• What is asked: Give every entry again, word for word and in full.

• Dataset excerpts:
***

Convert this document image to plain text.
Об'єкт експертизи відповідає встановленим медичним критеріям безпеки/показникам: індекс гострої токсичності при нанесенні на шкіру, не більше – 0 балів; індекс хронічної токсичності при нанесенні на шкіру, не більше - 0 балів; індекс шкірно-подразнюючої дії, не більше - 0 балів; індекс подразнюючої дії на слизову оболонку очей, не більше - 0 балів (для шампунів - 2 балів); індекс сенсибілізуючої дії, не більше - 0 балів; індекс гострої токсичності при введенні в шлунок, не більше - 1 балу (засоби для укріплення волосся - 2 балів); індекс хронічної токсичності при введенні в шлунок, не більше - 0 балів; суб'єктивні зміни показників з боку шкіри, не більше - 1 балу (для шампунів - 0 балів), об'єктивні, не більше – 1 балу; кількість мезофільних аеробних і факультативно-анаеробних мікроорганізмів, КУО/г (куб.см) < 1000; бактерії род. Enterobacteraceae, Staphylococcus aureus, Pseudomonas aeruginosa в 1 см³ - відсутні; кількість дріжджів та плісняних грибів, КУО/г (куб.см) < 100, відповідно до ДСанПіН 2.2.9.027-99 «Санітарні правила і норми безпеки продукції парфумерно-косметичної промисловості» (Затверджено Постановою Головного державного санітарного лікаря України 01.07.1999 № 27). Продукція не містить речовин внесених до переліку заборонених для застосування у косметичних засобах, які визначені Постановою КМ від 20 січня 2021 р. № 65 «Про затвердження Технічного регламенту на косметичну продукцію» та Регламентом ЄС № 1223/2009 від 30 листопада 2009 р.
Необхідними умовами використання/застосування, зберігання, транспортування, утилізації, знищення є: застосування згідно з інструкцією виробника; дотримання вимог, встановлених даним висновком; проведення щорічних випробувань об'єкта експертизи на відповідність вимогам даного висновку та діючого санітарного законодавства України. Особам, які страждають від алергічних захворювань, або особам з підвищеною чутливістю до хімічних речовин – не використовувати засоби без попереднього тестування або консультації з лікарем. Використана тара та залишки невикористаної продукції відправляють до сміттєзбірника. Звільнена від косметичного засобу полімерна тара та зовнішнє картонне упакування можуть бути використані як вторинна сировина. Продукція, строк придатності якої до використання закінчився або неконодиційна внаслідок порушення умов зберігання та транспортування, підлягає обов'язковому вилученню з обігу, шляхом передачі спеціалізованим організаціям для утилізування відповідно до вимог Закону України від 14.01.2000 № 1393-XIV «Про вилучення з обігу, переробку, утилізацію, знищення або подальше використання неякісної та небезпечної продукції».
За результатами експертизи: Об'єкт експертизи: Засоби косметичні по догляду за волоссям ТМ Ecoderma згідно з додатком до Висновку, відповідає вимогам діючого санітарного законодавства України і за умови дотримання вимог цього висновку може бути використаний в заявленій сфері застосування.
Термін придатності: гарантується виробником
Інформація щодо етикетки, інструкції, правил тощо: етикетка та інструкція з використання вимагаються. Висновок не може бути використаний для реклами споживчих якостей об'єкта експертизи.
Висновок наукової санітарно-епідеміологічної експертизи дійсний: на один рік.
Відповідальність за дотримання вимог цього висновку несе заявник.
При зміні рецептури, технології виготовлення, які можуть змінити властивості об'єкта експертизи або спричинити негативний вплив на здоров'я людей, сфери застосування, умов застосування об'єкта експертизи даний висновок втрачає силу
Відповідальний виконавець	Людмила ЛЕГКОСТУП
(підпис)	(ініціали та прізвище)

***

• Result:
Convert this document image to plain text.
Об'єкт експертизи відповідає встановленим медичним критеріям безпеки/показникам: індекс гострої токсичності при нанесенні на шкіру, не більше – 0 балів; індекс хронічної токсичності при нанесенні на шкіру, не більше - 0 балів; індекс шкірно-подразнюючої дії, не більше - 0 балів; індекс подразнюючої дії на слизову оболонку очей, не більше - 0 балів (для шампунів - 2 балів); індекс сенсибілізуючої дії, не більше - 0 балів; індекс гострої токсичності при введенні в шлунок, не більше - 1 балу (засоби для укріплення волосся - 2 балів); індекс хронічної токсичності при введенні в шлунок, не більше - 0 балів; суб'єктивні зміни показників з боку шкіри, не більше - 1 балу (для шампунів - 0 балів), об'єктивні, не більше – 1 балу; кількість мезофільних аеробних і факультативно-анаеробних мікроорганізмів, КУО/г (куб.см) < 1000; бактерії род. Enterobacteraceae, Staphylococcus aureus, Pseudomonas aeruginosa в 1 см³ - відсутні; кількість дріжджів та плісняних грибів, КУО/г (куб.см) < 100, відповідно до ДСанПіН 2.2.9.027-99 «Санітарні правила і норми безпеки продукції парфумерно-косметичної промисловості» (Затверджено Постановою Головного державного санітарного лікаря України 01.07.1999 № 27). Продукція не містить речовин внесених до переліку заборонених для застосування у косметичних засобах, які визначені Постановою КМ від 20 січня 2021 р. № 65 «Про затвердження Технічного регламенту на косметичну продукцію» та Регламентом ЄС № 1223/2009 від 30 листопада 2009 р.
Необхідними умовами використання/застосування, зберігання, транспортування, утилізації, знищення є: застосування згідно з інструкцією виробника; дотримання вимог, встановлених даним висновком; проведення щорічних випробувань об'єкта експертизи на відповідність вимогам даного висновку та діючого санітарного законодавства України. Особам, які страждають від алергічних захворювань, або особам з підвищеною чутливістю до хімічних речовин – не використовувати засоби без попереднього тестування або консультації з лікарем. Використана тара та залишки невикористаної продукції відправляють до сміттєзбірника. Звільнена від косметичного засобу полімерна тара та зовнішнє картонне упакування можуть бути використані як вторинна сировина. Продукція, строк придатності якої до використання закінчився або неконодиційна внаслідок порушення умов зберігання та транспортування, підлягає обов'язковому вилученню з обігу, шляхом передачі спеціалізованим організаціям для утилізування відповідно до вимог Закону України від 14.01.2000 № 1393-XIV «Про вилучення з обігу, переробку, утилізацію, знищення або подальше використання неякісної та небезпечної продукції».
За результатами експертизи: Об'єкт експертизи: Засоби косметичні по догляду за волоссям ТМ Ecoderma згідно з додатком до Висновку, відповідає вимогам діючого санітарного законодавства України і за умови дотримання вимог цього висновку може бути використаний в заявленій сфері застосування.
Термін придатності: гарантується виробником
Інформація щодо етикетки, інструкції, правил тощо: етикетка та інструкція з використання вимагаються. Висновок не може бути використаний для реклами споживчих якостей об'єкта експертизи.
Висновок наукової санітарно-епідеміологічної експертизи дійсний: на один рік.
Відповідальність за дотримання вимог цього висновку несе заявник.
При зміні рецептури, технології виготовлення, які можуть змінити властивості об'єкта експертизи або спричинити негативний вплив на здоров'я людей, сфери застосування, умов застосування об'єкта експертизи даний висновок втрачає силу
Відповідальний виконавець	Людмила ЛЕГКОСТУП
(підпис)	(ініціали та прізвище)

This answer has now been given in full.